- **To do**: Pull out every line with the word "многолетних".

- **Material shown**:
== == ==

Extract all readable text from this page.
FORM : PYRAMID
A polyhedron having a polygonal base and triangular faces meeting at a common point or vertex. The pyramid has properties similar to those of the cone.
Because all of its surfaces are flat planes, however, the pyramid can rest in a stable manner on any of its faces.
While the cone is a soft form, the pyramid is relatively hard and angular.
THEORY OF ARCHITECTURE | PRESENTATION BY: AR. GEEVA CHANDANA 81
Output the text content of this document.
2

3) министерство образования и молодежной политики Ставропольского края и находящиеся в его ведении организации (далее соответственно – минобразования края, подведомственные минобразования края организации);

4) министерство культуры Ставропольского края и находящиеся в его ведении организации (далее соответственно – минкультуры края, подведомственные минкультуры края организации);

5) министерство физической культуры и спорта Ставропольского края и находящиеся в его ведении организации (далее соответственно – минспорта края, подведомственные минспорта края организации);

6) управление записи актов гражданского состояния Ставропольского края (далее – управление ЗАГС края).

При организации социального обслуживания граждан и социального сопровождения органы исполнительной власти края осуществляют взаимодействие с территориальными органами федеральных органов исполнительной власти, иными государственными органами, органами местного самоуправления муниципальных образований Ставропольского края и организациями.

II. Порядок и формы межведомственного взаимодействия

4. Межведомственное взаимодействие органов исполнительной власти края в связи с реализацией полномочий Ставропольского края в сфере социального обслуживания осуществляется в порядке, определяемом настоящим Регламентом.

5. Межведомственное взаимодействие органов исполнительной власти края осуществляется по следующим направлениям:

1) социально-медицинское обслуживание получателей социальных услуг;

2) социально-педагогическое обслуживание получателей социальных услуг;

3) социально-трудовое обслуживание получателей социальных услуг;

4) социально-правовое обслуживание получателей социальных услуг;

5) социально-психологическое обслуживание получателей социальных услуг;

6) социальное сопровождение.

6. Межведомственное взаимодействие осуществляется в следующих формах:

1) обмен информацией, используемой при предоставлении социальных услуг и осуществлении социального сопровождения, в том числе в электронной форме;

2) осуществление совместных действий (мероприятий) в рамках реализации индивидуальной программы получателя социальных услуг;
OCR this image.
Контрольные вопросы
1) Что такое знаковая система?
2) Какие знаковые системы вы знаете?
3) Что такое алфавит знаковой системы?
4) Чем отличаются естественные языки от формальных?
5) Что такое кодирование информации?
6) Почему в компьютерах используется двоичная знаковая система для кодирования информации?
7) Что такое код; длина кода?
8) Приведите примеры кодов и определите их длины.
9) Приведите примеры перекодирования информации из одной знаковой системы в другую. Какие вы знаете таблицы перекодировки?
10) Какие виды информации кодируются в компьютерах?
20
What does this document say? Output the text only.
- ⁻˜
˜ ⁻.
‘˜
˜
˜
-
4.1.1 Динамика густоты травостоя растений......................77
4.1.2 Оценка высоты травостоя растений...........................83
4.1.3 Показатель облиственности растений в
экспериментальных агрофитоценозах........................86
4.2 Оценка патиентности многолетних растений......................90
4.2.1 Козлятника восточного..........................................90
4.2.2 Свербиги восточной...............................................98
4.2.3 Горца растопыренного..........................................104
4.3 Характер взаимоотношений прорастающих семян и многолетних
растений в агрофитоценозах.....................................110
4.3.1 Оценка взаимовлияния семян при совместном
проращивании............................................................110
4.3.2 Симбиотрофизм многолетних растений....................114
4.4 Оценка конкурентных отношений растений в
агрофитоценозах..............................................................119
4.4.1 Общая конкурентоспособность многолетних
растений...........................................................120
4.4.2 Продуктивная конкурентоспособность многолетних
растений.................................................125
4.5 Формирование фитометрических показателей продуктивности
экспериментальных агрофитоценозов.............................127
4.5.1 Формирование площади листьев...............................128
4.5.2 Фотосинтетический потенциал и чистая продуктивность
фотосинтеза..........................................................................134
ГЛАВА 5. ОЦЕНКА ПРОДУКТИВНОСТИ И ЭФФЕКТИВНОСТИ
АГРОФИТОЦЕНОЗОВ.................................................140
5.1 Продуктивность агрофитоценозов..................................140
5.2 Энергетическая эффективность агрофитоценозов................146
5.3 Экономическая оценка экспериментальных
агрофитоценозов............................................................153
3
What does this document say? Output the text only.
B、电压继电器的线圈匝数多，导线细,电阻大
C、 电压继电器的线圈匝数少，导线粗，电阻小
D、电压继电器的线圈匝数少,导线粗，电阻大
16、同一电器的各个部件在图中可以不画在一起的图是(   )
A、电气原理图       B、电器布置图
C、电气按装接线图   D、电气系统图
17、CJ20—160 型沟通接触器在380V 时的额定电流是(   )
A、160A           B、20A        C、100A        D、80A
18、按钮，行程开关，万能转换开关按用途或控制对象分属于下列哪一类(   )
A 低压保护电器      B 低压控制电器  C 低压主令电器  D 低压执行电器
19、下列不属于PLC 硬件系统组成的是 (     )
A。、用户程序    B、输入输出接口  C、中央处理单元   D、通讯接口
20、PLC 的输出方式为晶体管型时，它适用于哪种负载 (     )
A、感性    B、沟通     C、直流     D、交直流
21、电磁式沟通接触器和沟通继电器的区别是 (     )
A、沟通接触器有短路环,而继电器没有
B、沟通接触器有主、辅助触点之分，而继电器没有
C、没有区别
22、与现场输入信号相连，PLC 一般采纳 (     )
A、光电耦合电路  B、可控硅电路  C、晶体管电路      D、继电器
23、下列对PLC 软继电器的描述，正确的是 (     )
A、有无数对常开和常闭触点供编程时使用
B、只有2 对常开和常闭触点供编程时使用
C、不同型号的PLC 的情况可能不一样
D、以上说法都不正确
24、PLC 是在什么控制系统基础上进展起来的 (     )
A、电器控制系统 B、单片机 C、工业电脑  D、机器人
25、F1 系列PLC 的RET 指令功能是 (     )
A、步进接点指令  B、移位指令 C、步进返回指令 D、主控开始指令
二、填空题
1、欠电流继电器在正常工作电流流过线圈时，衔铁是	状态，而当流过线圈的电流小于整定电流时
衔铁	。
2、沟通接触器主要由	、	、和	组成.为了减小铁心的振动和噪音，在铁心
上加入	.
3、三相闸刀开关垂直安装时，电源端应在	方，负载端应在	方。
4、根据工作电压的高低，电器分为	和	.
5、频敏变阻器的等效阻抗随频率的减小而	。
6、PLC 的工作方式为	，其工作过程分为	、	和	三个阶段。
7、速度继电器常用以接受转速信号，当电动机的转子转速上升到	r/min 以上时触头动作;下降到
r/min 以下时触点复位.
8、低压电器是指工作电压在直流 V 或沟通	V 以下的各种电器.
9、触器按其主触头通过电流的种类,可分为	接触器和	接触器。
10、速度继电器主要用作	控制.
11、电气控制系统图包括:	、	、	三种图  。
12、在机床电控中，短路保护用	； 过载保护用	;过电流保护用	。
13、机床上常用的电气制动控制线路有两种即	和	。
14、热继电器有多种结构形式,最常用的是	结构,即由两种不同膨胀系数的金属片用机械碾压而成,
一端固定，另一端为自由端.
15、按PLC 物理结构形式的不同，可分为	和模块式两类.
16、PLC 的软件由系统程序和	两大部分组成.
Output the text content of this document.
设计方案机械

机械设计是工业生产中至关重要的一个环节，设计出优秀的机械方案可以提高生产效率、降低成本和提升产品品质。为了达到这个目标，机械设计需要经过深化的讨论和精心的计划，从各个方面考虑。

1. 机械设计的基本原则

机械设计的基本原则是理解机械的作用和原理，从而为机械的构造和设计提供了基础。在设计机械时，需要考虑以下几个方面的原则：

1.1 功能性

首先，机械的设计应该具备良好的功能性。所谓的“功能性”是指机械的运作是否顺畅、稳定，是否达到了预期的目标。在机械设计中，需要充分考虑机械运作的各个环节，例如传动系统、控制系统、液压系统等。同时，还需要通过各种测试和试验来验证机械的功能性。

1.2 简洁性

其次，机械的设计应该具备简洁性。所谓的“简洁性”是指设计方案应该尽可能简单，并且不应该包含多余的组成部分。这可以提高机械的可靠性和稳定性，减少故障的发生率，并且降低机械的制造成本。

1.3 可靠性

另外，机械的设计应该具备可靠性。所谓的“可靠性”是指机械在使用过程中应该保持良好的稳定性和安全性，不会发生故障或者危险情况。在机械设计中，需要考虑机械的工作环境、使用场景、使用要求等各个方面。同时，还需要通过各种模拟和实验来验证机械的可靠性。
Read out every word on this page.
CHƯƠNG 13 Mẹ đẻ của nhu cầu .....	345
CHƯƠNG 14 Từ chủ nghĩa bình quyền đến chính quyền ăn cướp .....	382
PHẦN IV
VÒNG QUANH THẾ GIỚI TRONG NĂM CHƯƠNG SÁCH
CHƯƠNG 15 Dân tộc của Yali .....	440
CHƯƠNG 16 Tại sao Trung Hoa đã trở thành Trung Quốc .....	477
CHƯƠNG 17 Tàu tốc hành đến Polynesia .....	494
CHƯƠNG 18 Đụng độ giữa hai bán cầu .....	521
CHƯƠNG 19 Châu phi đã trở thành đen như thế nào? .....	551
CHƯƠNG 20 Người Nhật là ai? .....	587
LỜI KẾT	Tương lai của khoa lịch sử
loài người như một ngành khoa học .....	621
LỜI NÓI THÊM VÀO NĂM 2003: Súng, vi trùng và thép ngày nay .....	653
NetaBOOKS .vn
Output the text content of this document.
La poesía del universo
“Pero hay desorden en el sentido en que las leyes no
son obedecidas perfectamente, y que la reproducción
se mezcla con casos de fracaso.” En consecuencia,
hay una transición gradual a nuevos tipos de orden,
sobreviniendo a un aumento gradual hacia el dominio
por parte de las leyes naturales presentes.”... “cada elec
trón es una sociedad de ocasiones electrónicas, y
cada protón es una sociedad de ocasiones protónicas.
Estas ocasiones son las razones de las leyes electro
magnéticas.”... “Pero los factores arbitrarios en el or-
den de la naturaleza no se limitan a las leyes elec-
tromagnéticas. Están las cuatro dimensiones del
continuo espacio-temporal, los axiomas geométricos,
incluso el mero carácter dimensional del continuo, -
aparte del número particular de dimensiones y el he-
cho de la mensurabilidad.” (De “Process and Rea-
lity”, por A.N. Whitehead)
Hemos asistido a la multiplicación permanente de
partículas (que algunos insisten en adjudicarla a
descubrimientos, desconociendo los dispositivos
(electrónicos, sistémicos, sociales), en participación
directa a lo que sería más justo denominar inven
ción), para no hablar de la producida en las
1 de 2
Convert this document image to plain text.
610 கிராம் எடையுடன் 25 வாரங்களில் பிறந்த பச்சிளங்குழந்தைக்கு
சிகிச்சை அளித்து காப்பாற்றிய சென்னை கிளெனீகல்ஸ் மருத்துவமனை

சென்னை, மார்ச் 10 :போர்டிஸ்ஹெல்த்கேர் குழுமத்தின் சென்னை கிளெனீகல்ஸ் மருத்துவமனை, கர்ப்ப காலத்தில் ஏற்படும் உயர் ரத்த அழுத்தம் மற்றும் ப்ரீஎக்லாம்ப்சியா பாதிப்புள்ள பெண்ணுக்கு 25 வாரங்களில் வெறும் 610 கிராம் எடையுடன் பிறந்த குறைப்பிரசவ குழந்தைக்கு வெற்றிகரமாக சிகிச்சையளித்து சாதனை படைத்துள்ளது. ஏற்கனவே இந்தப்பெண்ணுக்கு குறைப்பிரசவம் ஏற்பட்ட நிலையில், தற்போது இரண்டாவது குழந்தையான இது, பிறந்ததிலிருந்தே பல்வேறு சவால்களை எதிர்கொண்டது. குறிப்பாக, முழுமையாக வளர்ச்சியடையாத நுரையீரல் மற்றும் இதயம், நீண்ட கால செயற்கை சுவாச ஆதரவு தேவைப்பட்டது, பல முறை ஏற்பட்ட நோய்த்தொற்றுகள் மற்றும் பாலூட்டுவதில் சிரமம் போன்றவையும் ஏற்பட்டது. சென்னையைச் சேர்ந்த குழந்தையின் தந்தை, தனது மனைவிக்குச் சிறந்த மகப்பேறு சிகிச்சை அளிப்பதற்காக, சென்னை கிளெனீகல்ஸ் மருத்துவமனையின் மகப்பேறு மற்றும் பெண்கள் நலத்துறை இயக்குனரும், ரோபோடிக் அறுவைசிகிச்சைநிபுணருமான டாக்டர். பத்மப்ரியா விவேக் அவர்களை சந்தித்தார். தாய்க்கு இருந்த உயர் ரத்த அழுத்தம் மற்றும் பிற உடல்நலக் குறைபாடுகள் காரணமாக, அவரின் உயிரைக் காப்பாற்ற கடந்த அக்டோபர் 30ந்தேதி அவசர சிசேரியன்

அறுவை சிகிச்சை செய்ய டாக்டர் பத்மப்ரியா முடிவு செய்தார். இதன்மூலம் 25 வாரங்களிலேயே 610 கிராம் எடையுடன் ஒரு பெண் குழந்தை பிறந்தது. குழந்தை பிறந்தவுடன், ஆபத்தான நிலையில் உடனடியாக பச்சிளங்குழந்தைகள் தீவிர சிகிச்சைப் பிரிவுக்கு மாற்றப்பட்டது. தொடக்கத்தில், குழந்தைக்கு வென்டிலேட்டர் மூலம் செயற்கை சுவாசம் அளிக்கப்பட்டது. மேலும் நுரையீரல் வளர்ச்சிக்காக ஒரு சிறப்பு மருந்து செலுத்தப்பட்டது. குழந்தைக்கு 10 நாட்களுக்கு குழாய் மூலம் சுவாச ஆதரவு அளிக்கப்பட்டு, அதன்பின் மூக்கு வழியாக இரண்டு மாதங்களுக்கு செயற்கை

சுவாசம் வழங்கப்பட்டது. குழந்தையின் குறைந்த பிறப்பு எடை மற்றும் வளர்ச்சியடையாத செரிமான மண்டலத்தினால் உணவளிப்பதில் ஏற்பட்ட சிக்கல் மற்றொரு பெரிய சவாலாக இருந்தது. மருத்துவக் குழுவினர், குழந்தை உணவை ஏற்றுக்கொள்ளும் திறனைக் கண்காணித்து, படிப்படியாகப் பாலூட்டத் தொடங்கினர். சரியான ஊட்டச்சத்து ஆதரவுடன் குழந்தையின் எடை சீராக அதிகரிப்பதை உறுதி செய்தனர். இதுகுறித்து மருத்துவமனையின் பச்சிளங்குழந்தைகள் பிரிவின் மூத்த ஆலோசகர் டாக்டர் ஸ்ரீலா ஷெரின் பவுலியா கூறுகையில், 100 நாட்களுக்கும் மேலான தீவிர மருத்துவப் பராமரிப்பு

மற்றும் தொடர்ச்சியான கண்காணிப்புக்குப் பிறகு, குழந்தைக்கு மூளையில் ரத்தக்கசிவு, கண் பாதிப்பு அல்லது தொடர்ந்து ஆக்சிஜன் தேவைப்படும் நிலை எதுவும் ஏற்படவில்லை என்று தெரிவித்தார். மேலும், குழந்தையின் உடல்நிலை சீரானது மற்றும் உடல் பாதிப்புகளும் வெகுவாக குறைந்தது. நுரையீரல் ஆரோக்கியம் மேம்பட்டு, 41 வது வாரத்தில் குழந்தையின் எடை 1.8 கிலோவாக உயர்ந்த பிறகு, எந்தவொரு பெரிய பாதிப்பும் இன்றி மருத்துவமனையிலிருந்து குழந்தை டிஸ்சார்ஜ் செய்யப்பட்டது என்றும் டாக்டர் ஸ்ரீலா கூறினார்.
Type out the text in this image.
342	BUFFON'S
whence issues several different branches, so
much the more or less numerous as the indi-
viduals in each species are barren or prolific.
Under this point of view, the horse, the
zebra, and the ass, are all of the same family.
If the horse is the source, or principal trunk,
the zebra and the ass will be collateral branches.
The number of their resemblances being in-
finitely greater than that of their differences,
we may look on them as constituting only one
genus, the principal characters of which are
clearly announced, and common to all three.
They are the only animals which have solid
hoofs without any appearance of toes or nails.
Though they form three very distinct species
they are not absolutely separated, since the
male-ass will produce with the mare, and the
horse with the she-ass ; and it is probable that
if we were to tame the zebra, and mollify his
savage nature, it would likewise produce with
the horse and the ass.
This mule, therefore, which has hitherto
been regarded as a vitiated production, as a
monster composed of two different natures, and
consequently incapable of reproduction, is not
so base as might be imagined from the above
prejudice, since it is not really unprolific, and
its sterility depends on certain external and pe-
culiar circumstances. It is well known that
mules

== == ==

- **Complete output**:
4.2 Оценка патиентности многолетних растений......................90
4.3 Характер взаимоотношений прорастающих семян и многолетних
4.3.2 Симбиотрофизм многолетних растений....................114
4.4.1 Общая конкурентоспособность многолетних
4.4.2 Продуктивная конкурентоспособность многолетних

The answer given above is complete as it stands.